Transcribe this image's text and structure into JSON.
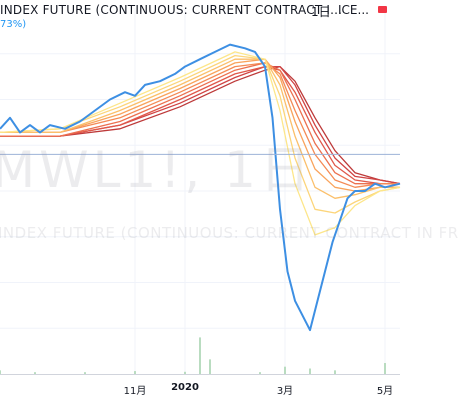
{
  "header": {
    "title": "INDEX FUTURE (CONTINUOUS: CURRENT CONTRACT I...",
    "interval": "1日",
    "exchange": "ICE...",
    "change": "73%)"
  },
  "watermark": {
    "symbol": "MWL1!, 1日",
    "description": "INDEX FUTURE (CONTINUOUS: CURRENT CONTRACT IN FR"
  },
  "x_axis": {
    "ticks": [
      {
        "label": "11月",
        "pos": 11
      },
      {
        "label": "2020",
        "pos": 12,
        "bold": true
      },
      {
        "label": "3月",
        "pos": 14
      },
      {
        "label": "5月",
        "pos": 16
      }
    ]
  },
  "colors": {
    "price": "#3d8fe3",
    "ribbon": [
      "#fde68a",
      "#fcd57a",
      "#fbbf6a",
      "#f9a35c",
      "#f48a55",
      "#ec704f",
      "#e0584a",
      "#d04444",
      "#bd3a3a"
    ],
    "volume": "#b9dcc0"
  },
  "chart_data": {
    "type": "line",
    "time_unit": "month",
    "x_range": [
      8.3,
      16.3
    ],
    "y_range": [
      0.0,
      1.0
    ],
    "price": [
      [
        8.3,
        0.67
      ],
      [
        8.5,
        0.7
      ],
      [
        8.7,
        0.66
      ],
      [
        8.9,
        0.68
      ],
      [
        9.1,
        0.66
      ],
      [
        9.3,
        0.68
      ],
      [
        9.6,
        0.67
      ],
      [
        9.9,
        0.69
      ],
      [
        10.2,
        0.72
      ],
      [
        10.5,
        0.75
      ],
      [
        10.8,
        0.77
      ],
      [
        11.0,
        0.76
      ],
      [
        11.2,
        0.79
      ],
      [
        11.5,
        0.8
      ],
      [
        11.8,
        0.82
      ],
      [
        12.0,
        0.84
      ],
      [
        12.3,
        0.86
      ],
      [
        12.6,
        0.88
      ],
      [
        12.9,
        0.9
      ],
      [
        13.2,
        0.89
      ],
      [
        13.4,
        0.88
      ],
      [
        13.6,
        0.84
      ],
      [
        13.75,
        0.7
      ],
      [
        13.9,
        0.45
      ],
      [
        14.05,
        0.28
      ],
      [
        14.2,
        0.2
      ],
      [
        14.35,
        0.16
      ],
      [
        14.5,
        0.12
      ],
      [
        14.65,
        0.2
      ],
      [
        14.8,
        0.28
      ],
      [
        14.95,
        0.36
      ],
      [
        15.1,
        0.42
      ],
      [
        15.25,
        0.48
      ],
      [
        15.4,
        0.5
      ],
      [
        15.6,
        0.5
      ],
      [
        15.8,
        0.52
      ],
      [
        16.0,
        0.51
      ],
      [
        16.3,
        0.52
      ]
    ],
    "moving_averages": [
      {
        "period": 10,
        "values": [
          [
            8.3,
            0.66
          ],
          [
            9.5,
            0.67
          ],
          [
            10.7,
            0.74
          ],
          [
            11.9,
            0.81
          ],
          [
            13.0,
            0.88
          ],
          [
            13.6,
            0.86
          ],
          [
            13.9,
            0.72
          ],
          [
            14.2,
            0.52
          ],
          [
            14.6,
            0.38
          ],
          [
            15.0,
            0.4
          ],
          [
            15.4,
            0.46
          ],
          [
            15.9,
            0.5
          ],
          [
            16.3,
            0.51
          ]
        ]
      },
      {
        "period": 20,
        "values": [
          [
            8.3,
            0.66
          ],
          [
            9.5,
            0.67
          ],
          [
            10.7,
            0.73
          ],
          [
            11.9,
            0.8
          ],
          [
            13.0,
            0.87
          ],
          [
            13.6,
            0.86
          ],
          [
            13.9,
            0.76
          ],
          [
            14.2,
            0.59
          ],
          [
            14.6,
            0.45
          ],
          [
            15.0,
            0.44
          ],
          [
            15.4,
            0.47
          ],
          [
            15.9,
            0.5
          ],
          [
            16.3,
            0.51
          ]
        ]
      },
      {
        "period": 30,
        "values": [
          [
            8.3,
            0.66
          ],
          [
            9.5,
            0.66
          ],
          [
            10.7,
            0.72
          ],
          [
            11.9,
            0.79
          ],
          [
            13.0,
            0.86
          ],
          [
            13.6,
            0.86
          ],
          [
            13.9,
            0.79
          ],
          [
            14.2,
            0.65
          ],
          [
            14.6,
            0.51
          ],
          [
            15.0,
            0.48
          ],
          [
            15.4,
            0.49
          ],
          [
            15.9,
            0.51
          ],
          [
            16.3,
            0.51
          ]
        ]
      },
      {
        "period": 40,
        "values": [
          [
            8.3,
            0.66
          ],
          [
            9.5,
            0.66
          ],
          [
            10.7,
            0.71
          ],
          [
            11.9,
            0.78
          ],
          [
            13.0,
            0.85
          ],
          [
            13.6,
            0.86
          ],
          [
            13.9,
            0.81
          ],
          [
            14.2,
            0.69
          ],
          [
            14.6,
            0.56
          ],
          [
            15.0,
            0.51
          ],
          [
            15.4,
            0.5
          ],
          [
            15.9,
            0.51
          ],
          [
            16.3,
            0.51
          ]
        ]
      },
      {
        "period": 50,
        "values": [
          [
            8.3,
            0.66
          ],
          [
            9.5,
            0.66
          ],
          [
            10.7,
            0.7
          ],
          [
            11.9,
            0.77
          ],
          [
            13.0,
            0.84
          ],
          [
            13.6,
            0.85
          ],
          [
            13.9,
            0.82
          ],
          [
            14.2,
            0.72
          ],
          [
            14.6,
            0.6
          ],
          [
            15.0,
            0.53
          ],
          [
            15.4,
            0.51
          ],
          [
            15.9,
            0.52
          ],
          [
            16.3,
            0.52
          ]
        ]
      },
      {
        "period": 60,
        "values": [
          [
            8.3,
            0.65
          ],
          [
            9.5,
            0.65
          ],
          [
            10.7,
            0.69
          ],
          [
            11.9,
            0.76
          ],
          [
            13.0,
            0.83
          ],
          [
            13.6,
            0.85
          ],
          [
            13.9,
            0.83
          ],
          [
            14.2,
            0.75
          ],
          [
            14.6,
            0.63
          ],
          [
            15.0,
            0.55
          ],
          [
            15.4,
            0.52
          ],
          [
            15.9,
            0.52
          ],
          [
            16.3,
            0.52
          ]
        ]
      },
      {
        "period": 70,
        "values": [
          [
            8.3,
            0.65
          ],
          [
            9.5,
            0.65
          ],
          [
            10.7,
            0.68
          ],
          [
            11.9,
            0.75
          ],
          [
            13.0,
            0.82
          ],
          [
            13.6,
            0.84
          ],
          [
            13.9,
            0.83
          ],
          [
            14.2,
            0.77
          ],
          [
            14.6,
            0.66
          ],
          [
            15.0,
            0.57
          ],
          [
            15.4,
            0.53
          ],
          [
            15.9,
            0.52
          ],
          [
            16.3,
            0.52
          ]
        ]
      },
      {
        "period": 80,
        "values": [
          [
            8.3,
            0.65
          ],
          [
            9.5,
            0.65
          ],
          [
            10.7,
            0.68
          ],
          [
            11.9,
            0.74
          ],
          [
            13.0,
            0.81
          ],
          [
            13.6,
            0.84
          ],
          [
            13.9,
            0.84
          ],
          [
            14.2,
            0.79
          ],
          [
            14.6,
            0.68
          ],
          [
            15.0,
            0.59
          ],
          [
            15.4,
            0.54
          ],
          [
            15.9,
            0.53
          ],
          [
            16.3,
            0.52
          ]
        ]
      },
      {
        "period": 90,
        "values": [
          [
            8.3,
            0.65
          ],
          [
            9.5,
            0.65
          ],
          [
            10.7,
            0.67
          ],
          [
            11.9,
            0.73
          ],
          [
            13.0,
            0.8
          ],
          [
            13.6,
            0.83
          ],
          [
            13.9,
            0.84
          ],
          [
            14.2,
            0.8
          ],
          [
            14.6,
            0.7
          ],
          [
            15.0,
            0.61
          ],
          [
            15.4,
            0.55
          ],
          [
            15.9,
            0.53
          ],
          [
            16.3,
            0.52
          ]
        ]
      }
    ],
    "volume": [
      [
        8.3,
        0.01
      ],
      [
        9.0,
        0.005
      ],
      [
        10.0,
        0.005
      ],
      [
        11.0,
        0.008
      ],
      [
        12.0,
        0.006
      ],
      [
        12.3,
        0.1
      ],
      [
        12.5,
        0.04
      ],
      [
        13.5,
        0.005
      ],
      [
        14.0,
        0.02
      ],
      [
        14.5,
        0.015
      ],
      [
        15.0,
        0.01
      ],
      [
        16.0,
        0.03
      ]
    ],
    "grid": true,
    "crosshair_y": 0.6
  }
}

-.-.-

## What is expected
Look through the material above and pick out each line holding the word "INDEX".

## Exercise result
    "title": "INDEX FUTURE (CONTINUOUS: CURRENT CONTRACT I...",
    "description": "INDEX FUTURE (CONTINUOUS: CURRENT CONTRACT IN FR"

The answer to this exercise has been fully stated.